▶ **問題**
RWD活用に関する記事のうち、「EFPIA(欧州製薬団体連合」から始まり「ることに期待がかかっている。」で終わる部分を、「医療システム」を「ヘルスケアシステム」に置き換えて示しなさい。

▶ **本文抜粋**
========

公開日時 2016/10/06 03:52

EFPIA(欧州製薬団体連合会)Japanのカーステン・ブルン会長(バイエルヘルスケア日本代表兼バイエル薬品代表取締役社長)は10月5日の記者会見で、実臨床情報などリアルワールドデータ(RWD)の活用により、日本の薬価制度もアウトカムを重視した医療システムに変化すべきと強調した。電子カルテやレセプトなどの集積で得られた医療ビッグデータの活用により、アウトカムを評価し、無駄を省き価値を高める医療を実現させたい考え。政府や医療者、患者などステークホルダーとパートナーシップを構築し、欧州での経験やアイデアを共有することで、日本の有する国民皆保険に合致した薬価制度、医療システムにすべきとの考えを示した。また、データの利活用のためには、患者や製薬業界を含めたステークホルダーからの賛同が不可欠であることも指摘した。


日欧ともに、高齢化が進展する中で、医療の効率化を進めることが重視されている。こうした中で、RWDの活用などで医療の質向上と、効率化が推進されることに期待がかかっている。


同日の会見で講演したEFPIAのステファン・オシュマン副会長(独メルク経営執行委員会会長兼CEO)は、「デジタルヘルスケア時代の新たな幕開けだ」と指摘。アプリやウエブサイトなどにとどまらず、「より良い治療アウトカムにつながっていく。支払側にとっても低いコストですむ」と強調し、持続可能な医療の実現に不可欠であるとの見方を示した。


それと同時に、新薬開発などの観点からみれば、RWDの活用はイノベーションを成功させる鍵でもあると指摘した。実際、抗がん剤などでは、ゲノムデータを活用したバイオマーカーの特定や、患者をパターン化することなどで、米国で進められるプレシジョン・メディシンとも言うべき最適使用の推進も行われている。患者にとっては、有効性が担保される一方で、支払側にとっても無駄なコストを省くことが可能になる。

========

▶ **提供データ**

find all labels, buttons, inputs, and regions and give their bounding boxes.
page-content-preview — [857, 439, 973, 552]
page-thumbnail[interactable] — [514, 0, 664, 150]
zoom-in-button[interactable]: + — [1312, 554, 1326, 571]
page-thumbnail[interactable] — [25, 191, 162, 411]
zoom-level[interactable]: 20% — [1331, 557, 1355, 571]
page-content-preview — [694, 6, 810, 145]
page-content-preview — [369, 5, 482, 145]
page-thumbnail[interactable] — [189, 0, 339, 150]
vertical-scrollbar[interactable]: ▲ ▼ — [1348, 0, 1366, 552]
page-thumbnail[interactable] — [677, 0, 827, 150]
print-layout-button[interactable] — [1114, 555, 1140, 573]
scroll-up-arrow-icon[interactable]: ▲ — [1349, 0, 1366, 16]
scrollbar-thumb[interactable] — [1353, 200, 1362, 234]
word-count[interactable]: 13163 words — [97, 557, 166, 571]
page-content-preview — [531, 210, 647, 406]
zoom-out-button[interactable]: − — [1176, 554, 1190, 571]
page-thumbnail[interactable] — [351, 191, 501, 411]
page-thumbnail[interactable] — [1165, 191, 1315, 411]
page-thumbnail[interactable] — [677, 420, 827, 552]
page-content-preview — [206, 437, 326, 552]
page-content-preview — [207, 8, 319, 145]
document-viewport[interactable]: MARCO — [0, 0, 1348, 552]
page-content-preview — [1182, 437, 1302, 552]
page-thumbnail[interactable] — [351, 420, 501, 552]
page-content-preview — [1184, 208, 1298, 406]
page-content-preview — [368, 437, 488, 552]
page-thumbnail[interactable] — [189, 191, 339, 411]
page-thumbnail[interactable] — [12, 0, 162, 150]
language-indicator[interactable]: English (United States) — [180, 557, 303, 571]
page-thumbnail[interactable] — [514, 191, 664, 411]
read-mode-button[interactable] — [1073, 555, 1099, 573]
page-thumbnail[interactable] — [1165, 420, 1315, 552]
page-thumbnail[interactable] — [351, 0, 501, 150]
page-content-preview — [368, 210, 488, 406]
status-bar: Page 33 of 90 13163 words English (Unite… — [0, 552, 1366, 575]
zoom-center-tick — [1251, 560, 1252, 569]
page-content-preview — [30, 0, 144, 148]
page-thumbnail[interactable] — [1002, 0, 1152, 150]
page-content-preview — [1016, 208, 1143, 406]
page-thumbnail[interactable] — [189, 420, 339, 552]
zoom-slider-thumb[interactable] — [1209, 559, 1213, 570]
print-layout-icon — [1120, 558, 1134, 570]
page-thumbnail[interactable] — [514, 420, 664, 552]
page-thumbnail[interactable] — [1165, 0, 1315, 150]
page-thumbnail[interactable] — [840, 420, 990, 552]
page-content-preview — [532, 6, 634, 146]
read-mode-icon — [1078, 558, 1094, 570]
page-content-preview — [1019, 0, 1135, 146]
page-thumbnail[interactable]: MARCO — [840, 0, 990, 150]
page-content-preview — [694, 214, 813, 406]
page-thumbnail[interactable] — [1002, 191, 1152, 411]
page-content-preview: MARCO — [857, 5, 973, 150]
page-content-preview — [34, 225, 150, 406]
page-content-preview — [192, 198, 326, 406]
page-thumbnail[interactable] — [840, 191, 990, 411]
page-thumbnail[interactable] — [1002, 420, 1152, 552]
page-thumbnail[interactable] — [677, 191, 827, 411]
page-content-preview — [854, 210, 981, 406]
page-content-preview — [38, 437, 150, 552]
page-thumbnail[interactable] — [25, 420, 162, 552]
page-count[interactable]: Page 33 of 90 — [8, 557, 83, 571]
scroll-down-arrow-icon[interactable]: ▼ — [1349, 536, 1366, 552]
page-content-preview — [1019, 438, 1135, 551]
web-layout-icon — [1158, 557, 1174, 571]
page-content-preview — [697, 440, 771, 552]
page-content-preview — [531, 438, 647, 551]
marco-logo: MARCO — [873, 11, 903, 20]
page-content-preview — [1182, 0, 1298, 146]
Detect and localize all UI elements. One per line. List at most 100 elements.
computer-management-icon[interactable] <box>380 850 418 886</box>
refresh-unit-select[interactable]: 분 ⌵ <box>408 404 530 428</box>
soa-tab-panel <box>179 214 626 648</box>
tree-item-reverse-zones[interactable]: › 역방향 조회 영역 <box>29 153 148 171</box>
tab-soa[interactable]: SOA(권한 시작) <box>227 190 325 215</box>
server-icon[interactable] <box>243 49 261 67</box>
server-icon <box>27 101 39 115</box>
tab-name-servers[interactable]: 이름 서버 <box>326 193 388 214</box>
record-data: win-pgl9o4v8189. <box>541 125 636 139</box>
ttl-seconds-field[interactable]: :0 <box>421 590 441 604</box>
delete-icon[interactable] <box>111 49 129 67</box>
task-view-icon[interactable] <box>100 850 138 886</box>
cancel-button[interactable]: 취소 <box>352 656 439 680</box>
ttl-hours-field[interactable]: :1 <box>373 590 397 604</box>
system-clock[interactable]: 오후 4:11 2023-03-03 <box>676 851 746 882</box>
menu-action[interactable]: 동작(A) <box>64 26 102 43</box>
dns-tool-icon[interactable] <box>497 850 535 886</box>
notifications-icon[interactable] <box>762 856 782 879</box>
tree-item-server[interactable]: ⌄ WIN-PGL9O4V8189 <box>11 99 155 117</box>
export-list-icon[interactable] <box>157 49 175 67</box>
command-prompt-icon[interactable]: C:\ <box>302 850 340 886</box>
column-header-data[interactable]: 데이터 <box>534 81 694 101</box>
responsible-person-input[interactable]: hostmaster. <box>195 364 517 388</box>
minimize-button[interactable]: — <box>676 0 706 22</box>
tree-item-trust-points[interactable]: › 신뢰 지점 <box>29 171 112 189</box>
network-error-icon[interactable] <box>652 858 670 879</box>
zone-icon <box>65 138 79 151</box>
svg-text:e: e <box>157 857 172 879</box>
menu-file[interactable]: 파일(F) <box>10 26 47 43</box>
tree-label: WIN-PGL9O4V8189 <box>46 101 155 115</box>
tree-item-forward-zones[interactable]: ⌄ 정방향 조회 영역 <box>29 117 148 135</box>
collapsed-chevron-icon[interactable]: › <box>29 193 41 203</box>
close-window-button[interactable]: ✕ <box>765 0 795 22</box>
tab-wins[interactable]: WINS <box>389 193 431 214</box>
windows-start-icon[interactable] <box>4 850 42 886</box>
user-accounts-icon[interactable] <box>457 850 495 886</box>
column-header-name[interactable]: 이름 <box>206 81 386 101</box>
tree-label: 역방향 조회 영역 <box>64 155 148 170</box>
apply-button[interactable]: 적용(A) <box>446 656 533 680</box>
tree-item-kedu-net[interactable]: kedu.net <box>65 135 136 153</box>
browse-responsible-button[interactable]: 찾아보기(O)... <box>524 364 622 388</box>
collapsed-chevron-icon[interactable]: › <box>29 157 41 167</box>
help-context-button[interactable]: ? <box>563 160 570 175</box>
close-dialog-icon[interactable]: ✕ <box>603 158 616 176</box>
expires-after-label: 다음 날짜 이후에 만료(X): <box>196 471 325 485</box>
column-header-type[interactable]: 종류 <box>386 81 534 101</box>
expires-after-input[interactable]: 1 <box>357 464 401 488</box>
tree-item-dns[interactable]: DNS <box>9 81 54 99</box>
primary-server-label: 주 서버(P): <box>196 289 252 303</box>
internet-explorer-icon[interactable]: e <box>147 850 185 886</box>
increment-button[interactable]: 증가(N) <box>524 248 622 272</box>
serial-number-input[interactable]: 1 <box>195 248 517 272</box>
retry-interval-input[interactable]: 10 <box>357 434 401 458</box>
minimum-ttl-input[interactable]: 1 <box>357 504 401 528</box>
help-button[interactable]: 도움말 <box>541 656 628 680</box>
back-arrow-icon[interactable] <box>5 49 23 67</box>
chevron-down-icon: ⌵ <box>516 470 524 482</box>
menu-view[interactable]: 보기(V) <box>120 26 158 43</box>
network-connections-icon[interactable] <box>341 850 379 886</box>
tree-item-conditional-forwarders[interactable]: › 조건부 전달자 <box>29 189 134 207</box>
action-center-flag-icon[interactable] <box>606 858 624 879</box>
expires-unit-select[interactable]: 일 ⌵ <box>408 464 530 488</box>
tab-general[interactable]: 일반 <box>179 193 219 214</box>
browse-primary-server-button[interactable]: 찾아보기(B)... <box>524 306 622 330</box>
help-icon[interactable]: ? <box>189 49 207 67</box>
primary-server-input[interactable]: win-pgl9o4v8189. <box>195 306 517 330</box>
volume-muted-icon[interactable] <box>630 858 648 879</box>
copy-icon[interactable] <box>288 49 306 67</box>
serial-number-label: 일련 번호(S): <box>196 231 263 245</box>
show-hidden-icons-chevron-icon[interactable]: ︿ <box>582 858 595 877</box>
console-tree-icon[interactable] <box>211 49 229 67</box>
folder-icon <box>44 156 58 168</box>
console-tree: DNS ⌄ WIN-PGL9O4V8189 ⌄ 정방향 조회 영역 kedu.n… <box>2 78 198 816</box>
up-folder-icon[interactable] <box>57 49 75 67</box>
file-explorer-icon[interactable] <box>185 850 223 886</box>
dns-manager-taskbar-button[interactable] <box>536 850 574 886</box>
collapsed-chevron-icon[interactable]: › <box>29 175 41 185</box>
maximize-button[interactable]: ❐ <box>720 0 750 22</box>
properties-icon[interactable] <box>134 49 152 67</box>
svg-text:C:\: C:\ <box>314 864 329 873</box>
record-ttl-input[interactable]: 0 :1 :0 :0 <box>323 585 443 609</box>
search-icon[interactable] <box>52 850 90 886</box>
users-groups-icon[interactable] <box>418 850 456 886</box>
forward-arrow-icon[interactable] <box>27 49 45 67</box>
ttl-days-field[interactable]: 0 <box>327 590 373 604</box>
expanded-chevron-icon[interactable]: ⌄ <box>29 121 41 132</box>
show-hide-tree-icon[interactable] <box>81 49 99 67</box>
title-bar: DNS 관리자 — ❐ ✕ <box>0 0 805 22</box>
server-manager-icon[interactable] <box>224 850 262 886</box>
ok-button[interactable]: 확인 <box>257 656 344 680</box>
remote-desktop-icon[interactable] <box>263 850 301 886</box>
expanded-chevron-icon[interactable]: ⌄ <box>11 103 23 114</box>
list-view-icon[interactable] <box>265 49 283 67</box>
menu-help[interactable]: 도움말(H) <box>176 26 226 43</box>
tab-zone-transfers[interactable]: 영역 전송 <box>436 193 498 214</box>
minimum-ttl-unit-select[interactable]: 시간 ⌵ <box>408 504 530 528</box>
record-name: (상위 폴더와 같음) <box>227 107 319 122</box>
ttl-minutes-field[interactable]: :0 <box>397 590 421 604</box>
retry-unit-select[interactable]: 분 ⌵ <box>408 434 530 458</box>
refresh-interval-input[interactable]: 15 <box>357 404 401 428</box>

========

▶ **解答**
EFPIA(欧州製薬団体連合会)Japanのカーステン・ブルン会長(バイエルヘルスケア日本代表兼バイエル薬品代表取締役社長)は10月5日の記者会見で、実臨床情報などリアルワールドデータ(RWD)の活用により、日本の薬価制度もアウトカムを重視したヘルスケアシステムに変化すべきと強調した。電子カルテやレセプトなどの集積で得られた医療ビッグデータの活用により、アウトカムを評価し、無駄を省き価値を高める医療を実現させたい考え。政府や医療者、患者などステークホルダーとパートナーシップを構築し、欧州での経験やアイデアを共有することで、日本の有する国民皆保険に合致した薬価制度、ヘルスケアシステムにすべきとの考えを示した。また、データの利活用のためには、患者や製薬業界を含めたステークホルダーからの賛同が不可欠であることも指摘した。


日欧ともに、高齢化が進展する中で、医療の効率化を進めることが重視されている。こうした中で、RWDの活用などで医療の質向上と、効率化が推進されることに期待がかかっている。